Given instruction
Search the material for the word "Страница" and copy each line that holds it.

(Dataset items)
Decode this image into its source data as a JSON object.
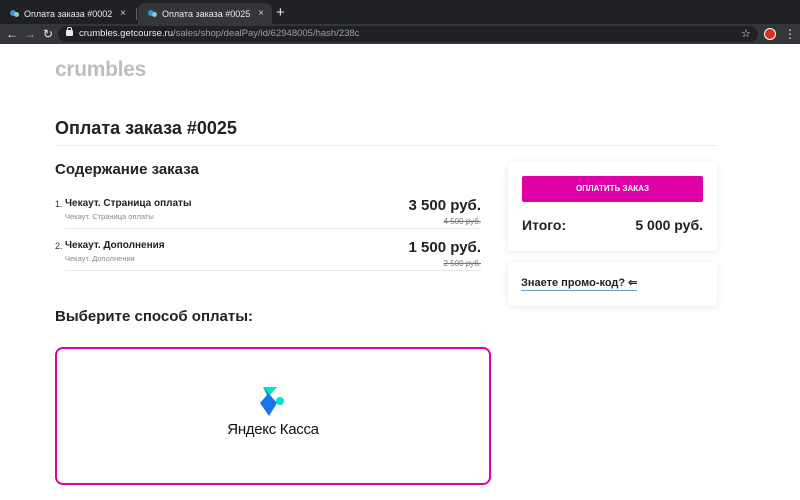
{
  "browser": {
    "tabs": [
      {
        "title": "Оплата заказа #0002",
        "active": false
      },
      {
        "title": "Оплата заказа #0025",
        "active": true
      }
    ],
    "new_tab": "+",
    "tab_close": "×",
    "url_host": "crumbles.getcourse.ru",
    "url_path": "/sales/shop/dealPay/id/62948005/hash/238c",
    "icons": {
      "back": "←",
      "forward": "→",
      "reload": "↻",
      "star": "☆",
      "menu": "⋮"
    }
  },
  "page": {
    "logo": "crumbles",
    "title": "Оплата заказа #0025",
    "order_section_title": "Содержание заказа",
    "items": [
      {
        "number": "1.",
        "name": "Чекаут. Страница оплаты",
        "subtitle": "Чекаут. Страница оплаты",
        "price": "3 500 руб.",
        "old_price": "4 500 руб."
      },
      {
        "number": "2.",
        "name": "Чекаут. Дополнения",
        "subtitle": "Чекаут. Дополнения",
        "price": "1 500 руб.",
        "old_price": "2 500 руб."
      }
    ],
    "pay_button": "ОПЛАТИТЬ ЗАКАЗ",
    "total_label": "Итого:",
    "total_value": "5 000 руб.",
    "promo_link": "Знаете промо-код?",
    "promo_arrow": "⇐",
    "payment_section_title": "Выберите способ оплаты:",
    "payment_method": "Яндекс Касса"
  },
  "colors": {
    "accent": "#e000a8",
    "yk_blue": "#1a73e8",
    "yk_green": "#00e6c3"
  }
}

Full solution
        "name": "Чекаут. Страница оплаты",
        "subtitle": "Чекаут. Страница оплаты",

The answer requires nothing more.